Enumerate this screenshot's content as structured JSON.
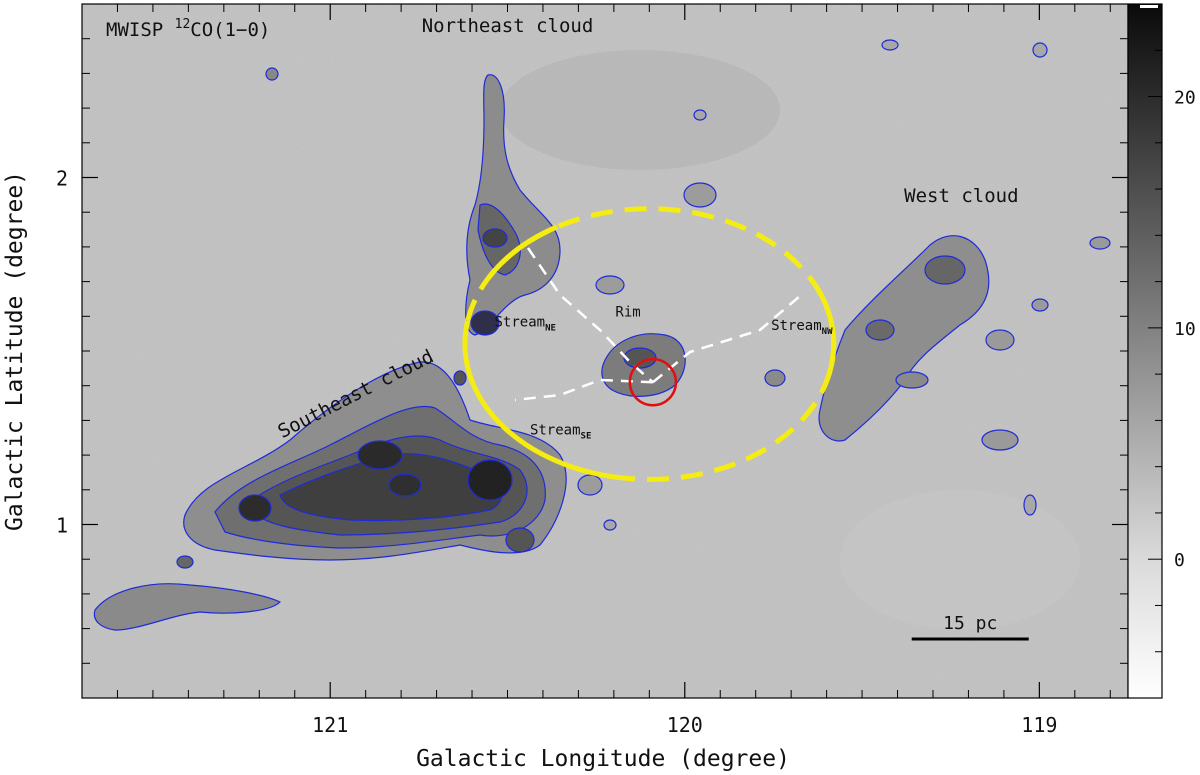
{
  "chart_data": {
    "type": "heatmap",
    "title": "MWISP ¹²CO(1−0)",
    "title_prefix": "MWISP ",
    "title_isotope": "12",
    "title_suffix": "CO(1−0)",
    "xlabel": "Galactic Longitude (degree)",
    "ylabel": "Galactic Latitude (degree)",
    "xlim": [
      121.7,
      118.75
    ],
    "ylim": [
      0.5,
      2.5
    ],
    "x_ticks": [
      121,
      120,
      119
    ],
    "x_tick_labels": [
      "121",
      "120",
      "119"
    ],
    "y_ticks": [
      1,
      2
    ],
    "y_tick_labels": [
      "1",
      "2"
    ],
    "colorbar": {
      "range": [
        -6,
        24
      ],
      "ticks": [
        0,
        10,
        20
      ],
      "tick_labels": [
        "0",
        "10",
        "20"
      ],
      "colormap": "grayscale"
    },
    "contour_color": "#1f2bd8",
    "regions": [
      {
        "name": "Northeast cloud",
        "label": "Northeast cloud",
        "l": 120.5,
        "b": 2.42
      },
      {
        "name": "West cloud",
        "label": "West cloud",
        "l": 119.22,
        "b": 1.93
      },
      {
        "name": "Southeast cloud",
        "label": "Southeast cloud",
        "l": 120.92,
        "b": 1.36,
        "angle": -27
      }
    ],
    "annotations": [
      {
        "label": "Rim",
        "l": 120.16,
        "b": 1.6
      },
      {
        "label_main": "Stream",
        "label_sub": "NE",
        "l": 120.45,
        "b": 1.57
      },
      {
        "label_main": "Stream",
        "label_sub": "NW",
        "l": 119.67,
        "b": 1.56
      },
      {
        "label_main": "Stream",
        "label_sub": "SE",
        "l": 120.35,
        "b": 1.26
      }
    ],
    "shell_ellipse": {
      "center_l": 120.1,
      "center_b": 1.52,
      "semi_l": 0.52,
      "semi_b": 0.39,
      "color": "#f5ec12"
    },
    "source_circle": {
      "center_l": 120.09,
      "center_b": 1.41,
      "radius_deg": 0.065,
      "color": "#e01010"
    },
    "scale_bar": {
      "label": "15 pc",
      "l_start": 119.36,
      "l_end": 119.03,
      "b": 0.67
    }
  },
  "colors": {
    "background_gray": "#bcbcbc",
    "contour": "#1f2bd8",
    "ellipse": "#f5ec12",
    "circle": "#e01010",
    "streams": "#ffffff"
  }
}
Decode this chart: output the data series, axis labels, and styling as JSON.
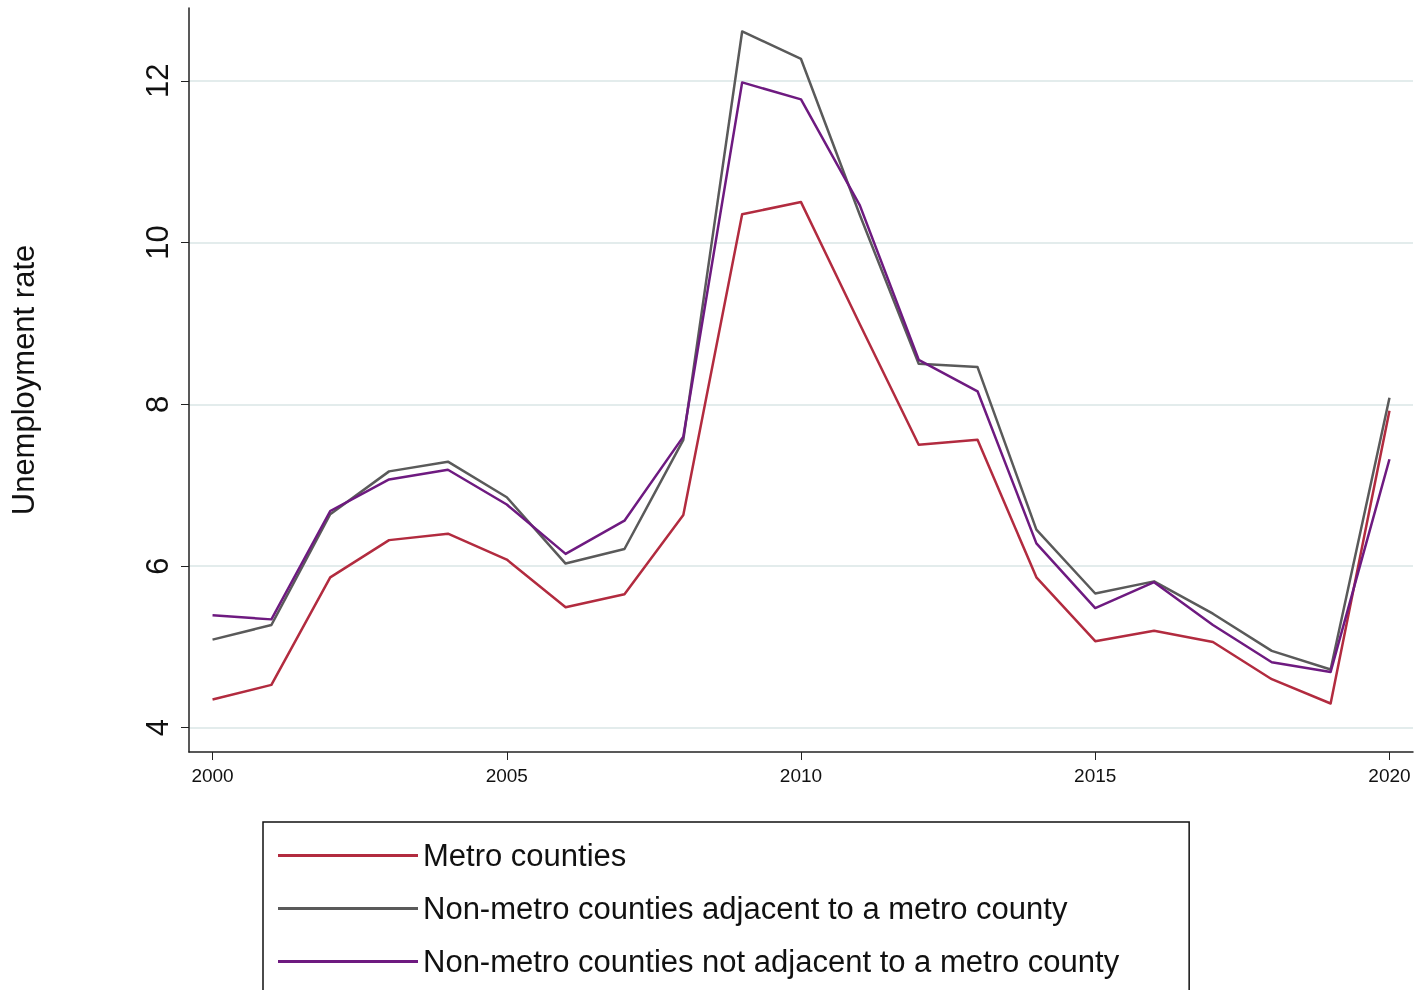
{
  "chart_data": {
    "type": "line",
    "ylabel": "Unemployment rate",
    "x": [
      2000,
      2001,
      2002,
      2003,
      2004,
      2005,
      2006,
      2007,
      2008,
      2009,
      2010,
      2011,
      2012,
      2013,
      2014,
      2015,
      2016,
      2017,
      2018,
      2019,
      2020
    ],
    "series": [
      {
        "name": "Metro counties",
        "color": "#b22b3f",
        "values": [
          4.35,
          4.53,
          5.86,
          6.32,
          6.4,
          6.08,
          5.49,
          5.65,
          6.63,
          10.35,
          10.5,
          8.99,
          7.5,
          7.56,
          5.86,
          5.07,
          5.2,
          5.06,
          4.6,
          4.3,
          7.92
        ]
      },
      {
        "name": "Non-metro counties adjacent to a metro county",
        "color": "#5a5a5a",
        "values": [
          5.09,
          5.27,
          6.64,
          7.17,
          7.29,
          6.85,
          6.03,
          6.21,
          7.56,
          12.61,
          12.27,
          10.34,
          8.5,
          8.46,
          6.45,
          5.66,
          5.81,
          5.41,
          4.95,
          4.72,
          8.08
        ]
      },
      {
        "name": "Non-metro counties not adjacent to a metro county",
        "color": "#6e1a80",
        "values": [
          5.39,
          5.34,
          6.68,
          7.07,
          7.19,
          6.76,
          6.15,
          6.56,
          7.6,
          11.98,
          11.77,
          10.46,
          8.55,
          8.16,
          6.28,
          5.48,
          5.8,
          5.27,
          4.81,
          4.69,
          7.32
        ]
      }
    ],
    "xlim": [
      1999.6,
      2020.4
    ],
    "xticks": [
      2000,
      2005,
      2010,
      2015,
      2020
    ],
    "ylim": [
      3.7,
      12.9
    ],
    "yticks": [
      4,
      6,
      8,
      10,
      12
    ],
    "grid": "y",
    "legend": "bottom",
    "marker": "none",
    "line_style": "solid"
  }
}
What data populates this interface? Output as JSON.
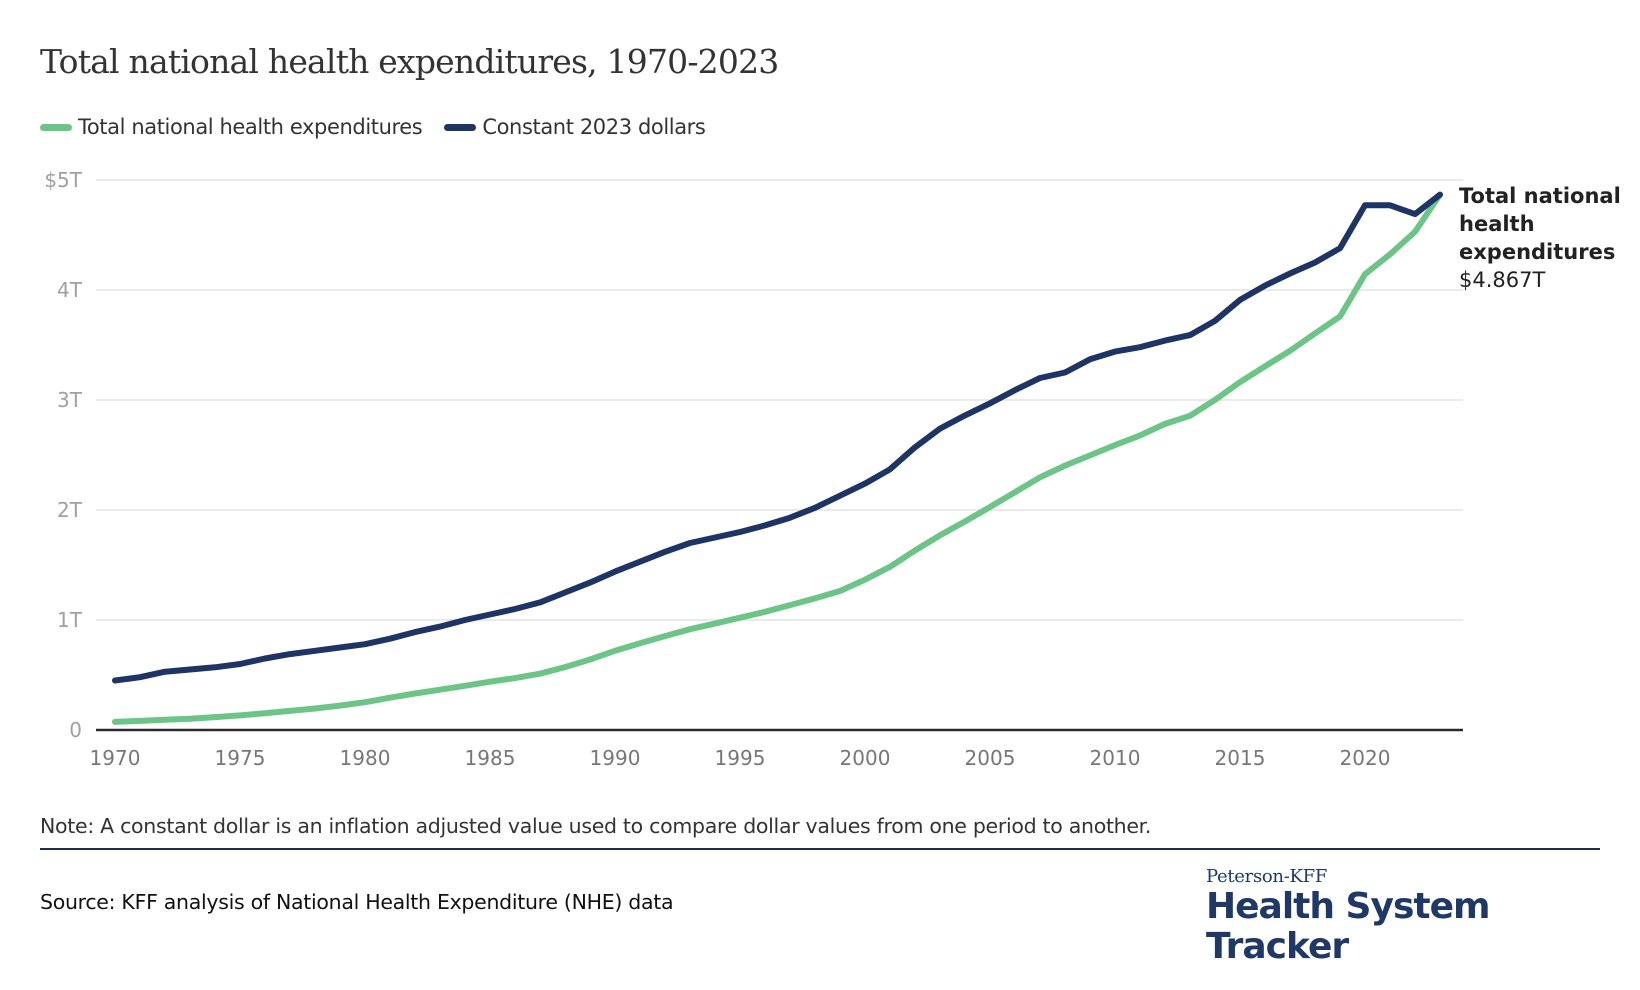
{
  "header": {
    "title": "Total national health expenditures, 1970-2023"
  },
  "legend": [
    {
      "label": "Total national health expenditures",
      "color": "#6cc487"
    },
    {
      "label": "Constant 2023 dollars",
      "color": "#1e3464"
    }
  ],
  "end_label": {
    "label": "Total national health expenditures",
    "value": "$4.867T"
  },
  "footer": {
    "note": "Note: A constant dollar is an inflation adjusted value used to compare dollar values from one period to another.",
    "source": "Source: KFF analysis of National Health Expenditure (NHE) data",
    "logo_small": "Peterson-KFF",
    "logo_big": "Health System Tracker"
  },
  "chart_data": {
    "type": "line",
    "title": "Total national health expenditures, 1970-2023",
    "xlabel": "",
    "ylabel": "",
    "x": [
      1970,
      1971,
      1972,
      1973,
      1974,
      1975,
      1976,
      1977,
      1978,
      1979,
      1980,
      1981,
      1982,
      1983,
      1984,
      1985,
      1986,
      1987,
      1988,
      1989,
      1990,
      1991,
      1992,
      1993,
      1994,
      1995,
      1996,
      1997,
      1998,
      1999,
      2000,
      2001,
      2002,
      2003,
      2004,
      2005,
      2006,
      2007,
      2008,
      2009,
      2010,
      2011,
      2012,
      2013,
      2014,
      2015,
      2016,
      2017,
      2018,
      2019,
      2020,
      2021,
      2022,
      2023
    ],
    "xlim": [
      1970,
      2023
    ],
    "ylim": [
      0,
      5
    ],
    "y_unit": "trillions of dollars",
    "x_ticks": [
      1970,
      1975,
      1980,
      1985,
      1990,
      1995,
      2000,
      2005,
      2010,
      2015,
      2020
    ],
    "x_tick_labels": [
      "1970",
      "1975",
      "1980",
      "1985",
      "1990",
      "1995",
      "2000",
      "2005",
      "2010",
      "2015",
      "2020"
    ],
    "y_ticks": [
      0,
      1,
      2,
      3,
      4,
      5
    ],
    "y_tick_labels": [
      "0",
      "1T",
      "2T",
      "3T",
      "4T",
      "$5T"
    ],
    "grid": true,
    "legend_position": "top-left",
    "series": [
      {
        "name": "Total national health expenditures",
        "color": "#6cc487",
        "values": [
          0.074,
          0.083,
          0.093,
          0.103,
          0.117,
          0.133,
          0.153,
          0.174,
          0.195,
          0.222,
          0.253,
          0.294,
          0.332,
          0.366,
          0.402,
          0.439,
          0.472,
          0.512,
          0.572,
          0.641,
          0.72,
          0.788,
          0.854,
          0.916,
          0.967,
          1.021,
          1.075,
          1.135,
          1.196,
          1.264,
          1.366,
          1.484,
          1.632,
          1.77,
          1.895,
          2.027,
          2.162,
          2.297,
          2.404,
          2.496,
          2.59,
          2.677,
          2.783,
          2.856,
          3.001,
          3.163,
          3.306,
          3.447,
          3.605,
          3.759,
          4.144,
          4.325,
          4.529,
          4.867
        ]
      },
      {
        "name": "Constant 2023 dollars",
        "color": "#1e3464",
        "values": [
          0.45,
          0.48,
          0.53,
          0.55,
          0.57,
          0.6,
          0.65,
          0.69,
          0.72,
          0.75,
          0.78,
          0.83,
          0.89,
          0.94,
          1.0,
          1.05,
          1.1,
          1.16,
          1.25,
          1.34,
          1.44,
          1.53,
          1.62,
          1.7,
          1.75,
          1.8,
          1.86,
          1.93,
          2.02,
          2.13,
          2.24,
          2.37,
          2.57,
          2.74,
          2.86,
          2.97,
          3.09,
          3.2,
          3.25,
          3.37,
          3.44,
          3.48,
          3.54,
          3.59,
          3.72,
          3.91,
          4.04,
          4.15,
          4.25,
          4.38,
          4.77,
          4.77,
          4.69,
          4.867
        ]
      }
    ],
    "annotations": [
      {
        "text": "Total national health expenditures $4.867T",
        "x": 2023,
        "y": 4.867
      }
    ]
  }
}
_ _ _ _ _ _ _
EXERCISE BRIEF: Gather each line in the data that holds the string "xlabel".

RESPONSE TO THE EXERCISE:
    "xlabel": "Galactic Longitude (degree)",
    "xlabel": "",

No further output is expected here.